START Text block
Maybe you’re doing some testing and notice that some crashes on an iOS app don’t appear in the Crash Analysis UI. I’ll cover a few things that can be done to troubleshoot this issue.
Where to start?
First and foremost, the New Relic iOS agent must be on the first line of
didFinishLaunchingWithOptions and ran on the main thread to ensure proper instrumentation. Starting the call later, on a background thread, or asynchronously can cause unexpected or unstable behavior.
I see crashes in my other crash tool. Why not in New Relic?
iOS apps only allow a single exception handler to be registered. The exception handlers will not be chained together. This means that if another exception handler is included, whichever loads last will “win.” Since the handler can be set asynchronously this can change between app start.
END Text block
START Exercise data
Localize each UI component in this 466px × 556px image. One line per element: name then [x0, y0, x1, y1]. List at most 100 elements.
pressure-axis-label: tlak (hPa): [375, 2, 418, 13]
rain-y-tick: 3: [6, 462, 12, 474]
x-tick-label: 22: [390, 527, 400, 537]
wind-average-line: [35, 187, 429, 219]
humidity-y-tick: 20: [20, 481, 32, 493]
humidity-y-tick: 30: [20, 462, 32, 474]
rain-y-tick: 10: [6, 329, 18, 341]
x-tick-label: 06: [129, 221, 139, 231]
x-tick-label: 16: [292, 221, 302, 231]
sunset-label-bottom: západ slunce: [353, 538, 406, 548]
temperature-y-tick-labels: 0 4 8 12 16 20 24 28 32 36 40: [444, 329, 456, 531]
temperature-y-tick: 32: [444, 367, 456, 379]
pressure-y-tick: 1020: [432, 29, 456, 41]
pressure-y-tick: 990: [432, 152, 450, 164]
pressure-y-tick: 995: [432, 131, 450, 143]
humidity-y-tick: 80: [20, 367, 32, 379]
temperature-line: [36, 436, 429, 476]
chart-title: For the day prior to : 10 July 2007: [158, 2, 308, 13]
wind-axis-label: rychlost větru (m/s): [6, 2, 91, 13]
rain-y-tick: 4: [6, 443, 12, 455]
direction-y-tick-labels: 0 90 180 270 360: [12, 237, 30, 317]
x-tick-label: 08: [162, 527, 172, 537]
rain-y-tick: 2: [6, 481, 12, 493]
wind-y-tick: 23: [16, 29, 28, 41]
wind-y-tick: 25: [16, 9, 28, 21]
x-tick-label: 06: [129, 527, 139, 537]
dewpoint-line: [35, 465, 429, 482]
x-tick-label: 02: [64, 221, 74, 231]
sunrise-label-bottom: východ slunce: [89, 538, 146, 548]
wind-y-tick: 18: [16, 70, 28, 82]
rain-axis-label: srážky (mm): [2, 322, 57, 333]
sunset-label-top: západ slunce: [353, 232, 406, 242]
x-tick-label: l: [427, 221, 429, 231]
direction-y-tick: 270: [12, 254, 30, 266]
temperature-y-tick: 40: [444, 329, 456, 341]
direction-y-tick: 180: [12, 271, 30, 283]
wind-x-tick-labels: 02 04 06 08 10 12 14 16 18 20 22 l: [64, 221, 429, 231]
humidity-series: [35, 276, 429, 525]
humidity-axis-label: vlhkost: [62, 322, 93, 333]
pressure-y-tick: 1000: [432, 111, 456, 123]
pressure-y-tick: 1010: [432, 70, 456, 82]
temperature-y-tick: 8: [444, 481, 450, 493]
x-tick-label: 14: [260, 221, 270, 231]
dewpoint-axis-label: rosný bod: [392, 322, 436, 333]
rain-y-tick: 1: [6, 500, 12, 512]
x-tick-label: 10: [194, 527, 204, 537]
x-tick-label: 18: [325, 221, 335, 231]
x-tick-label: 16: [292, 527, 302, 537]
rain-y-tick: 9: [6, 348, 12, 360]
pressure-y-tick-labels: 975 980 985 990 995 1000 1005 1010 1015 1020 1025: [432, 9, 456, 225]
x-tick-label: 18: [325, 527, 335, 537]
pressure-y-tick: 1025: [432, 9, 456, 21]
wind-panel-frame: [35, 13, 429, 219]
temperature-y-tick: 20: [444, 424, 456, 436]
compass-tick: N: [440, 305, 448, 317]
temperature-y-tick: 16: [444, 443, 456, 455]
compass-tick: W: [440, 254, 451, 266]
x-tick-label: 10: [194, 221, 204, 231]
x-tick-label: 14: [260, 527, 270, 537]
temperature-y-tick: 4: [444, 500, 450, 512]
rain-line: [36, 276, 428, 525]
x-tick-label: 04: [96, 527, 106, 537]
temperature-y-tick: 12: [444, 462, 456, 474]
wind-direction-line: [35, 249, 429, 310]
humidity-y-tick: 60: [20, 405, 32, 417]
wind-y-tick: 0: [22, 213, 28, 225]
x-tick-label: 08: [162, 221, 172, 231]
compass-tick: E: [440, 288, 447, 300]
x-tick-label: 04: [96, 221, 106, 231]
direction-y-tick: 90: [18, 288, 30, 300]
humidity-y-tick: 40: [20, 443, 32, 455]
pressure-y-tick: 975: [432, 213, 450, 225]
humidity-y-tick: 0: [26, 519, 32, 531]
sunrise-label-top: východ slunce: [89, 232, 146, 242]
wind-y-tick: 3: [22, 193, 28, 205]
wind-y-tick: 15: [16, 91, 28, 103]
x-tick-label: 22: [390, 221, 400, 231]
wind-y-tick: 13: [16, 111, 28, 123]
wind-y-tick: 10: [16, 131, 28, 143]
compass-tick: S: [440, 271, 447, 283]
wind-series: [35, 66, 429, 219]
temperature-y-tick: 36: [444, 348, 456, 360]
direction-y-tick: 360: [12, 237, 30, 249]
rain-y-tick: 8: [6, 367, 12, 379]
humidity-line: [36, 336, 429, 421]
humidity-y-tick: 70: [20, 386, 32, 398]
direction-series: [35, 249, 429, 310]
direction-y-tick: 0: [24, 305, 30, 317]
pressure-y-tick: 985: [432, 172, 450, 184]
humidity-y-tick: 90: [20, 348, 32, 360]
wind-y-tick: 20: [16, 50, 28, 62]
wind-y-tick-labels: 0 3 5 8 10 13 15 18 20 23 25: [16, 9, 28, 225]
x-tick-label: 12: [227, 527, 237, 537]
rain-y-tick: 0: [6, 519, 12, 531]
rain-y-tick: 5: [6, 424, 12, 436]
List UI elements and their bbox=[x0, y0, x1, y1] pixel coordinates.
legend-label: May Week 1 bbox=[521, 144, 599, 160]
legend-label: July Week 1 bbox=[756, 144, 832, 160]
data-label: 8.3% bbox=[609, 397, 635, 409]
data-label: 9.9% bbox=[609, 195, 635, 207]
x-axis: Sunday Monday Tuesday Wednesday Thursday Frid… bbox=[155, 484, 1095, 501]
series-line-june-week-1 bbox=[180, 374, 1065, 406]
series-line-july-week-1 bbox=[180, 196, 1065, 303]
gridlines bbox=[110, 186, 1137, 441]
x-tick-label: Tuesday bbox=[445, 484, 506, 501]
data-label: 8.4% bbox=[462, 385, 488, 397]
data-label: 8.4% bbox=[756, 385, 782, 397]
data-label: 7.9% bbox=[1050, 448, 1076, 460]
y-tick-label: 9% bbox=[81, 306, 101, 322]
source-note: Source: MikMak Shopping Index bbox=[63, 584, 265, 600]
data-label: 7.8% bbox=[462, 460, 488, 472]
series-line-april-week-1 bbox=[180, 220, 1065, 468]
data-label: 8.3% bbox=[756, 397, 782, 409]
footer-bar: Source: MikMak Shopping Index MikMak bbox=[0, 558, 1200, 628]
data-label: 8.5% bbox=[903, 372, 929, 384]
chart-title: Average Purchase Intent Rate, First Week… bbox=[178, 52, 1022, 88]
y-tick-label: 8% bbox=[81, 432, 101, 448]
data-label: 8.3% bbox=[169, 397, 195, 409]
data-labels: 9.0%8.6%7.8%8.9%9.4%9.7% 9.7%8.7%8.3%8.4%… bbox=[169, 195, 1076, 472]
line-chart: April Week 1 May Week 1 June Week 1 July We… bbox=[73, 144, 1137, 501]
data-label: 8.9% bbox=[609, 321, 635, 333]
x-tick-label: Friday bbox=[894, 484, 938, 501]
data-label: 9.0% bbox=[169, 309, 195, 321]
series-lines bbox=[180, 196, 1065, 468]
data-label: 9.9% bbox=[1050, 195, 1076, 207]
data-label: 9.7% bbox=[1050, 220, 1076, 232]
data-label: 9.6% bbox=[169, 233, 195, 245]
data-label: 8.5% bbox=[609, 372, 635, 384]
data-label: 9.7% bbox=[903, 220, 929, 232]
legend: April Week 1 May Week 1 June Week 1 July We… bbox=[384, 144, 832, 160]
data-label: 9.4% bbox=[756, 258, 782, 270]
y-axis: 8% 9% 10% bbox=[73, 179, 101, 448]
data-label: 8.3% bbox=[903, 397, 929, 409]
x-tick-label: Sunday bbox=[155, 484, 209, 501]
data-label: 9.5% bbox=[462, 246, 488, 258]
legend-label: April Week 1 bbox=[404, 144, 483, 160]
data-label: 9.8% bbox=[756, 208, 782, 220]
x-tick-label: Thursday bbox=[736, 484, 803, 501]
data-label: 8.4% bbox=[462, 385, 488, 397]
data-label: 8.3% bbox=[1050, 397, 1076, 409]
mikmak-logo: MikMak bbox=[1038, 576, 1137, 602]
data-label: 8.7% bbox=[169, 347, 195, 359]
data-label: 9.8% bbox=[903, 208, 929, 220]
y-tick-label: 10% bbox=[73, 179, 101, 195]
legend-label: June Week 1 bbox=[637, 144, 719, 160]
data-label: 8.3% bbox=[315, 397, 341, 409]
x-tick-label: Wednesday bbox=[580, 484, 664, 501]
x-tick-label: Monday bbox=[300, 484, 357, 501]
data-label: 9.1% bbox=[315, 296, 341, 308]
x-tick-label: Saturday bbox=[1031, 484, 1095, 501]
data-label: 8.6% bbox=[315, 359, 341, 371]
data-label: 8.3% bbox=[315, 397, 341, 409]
END Exercise data
- How to complete this task
Pick up the text on troubleshooting missing iOS crash reports in New Relic after its last sentence and write the next part.

- Task response
Only one exception handler should be loaded in an iOS app. Any other handlers should be removed or disabled to avoid conflict and missing crash reports.
I’m not using another crash tool. Now what?
Even if another crash tool isn’t being used, it’s still possible another SDK is registering a handler without realizing. One example is the GoogleMobileAds Framework which includes an crash reporter.
You may be able to determine which SDK is registering as the exception handler by setting a Symbolic Breakpoint and setting the Symbol to
NSSetUncaughtExceptionHandler. This should break as soon as the handler is set and give additional details.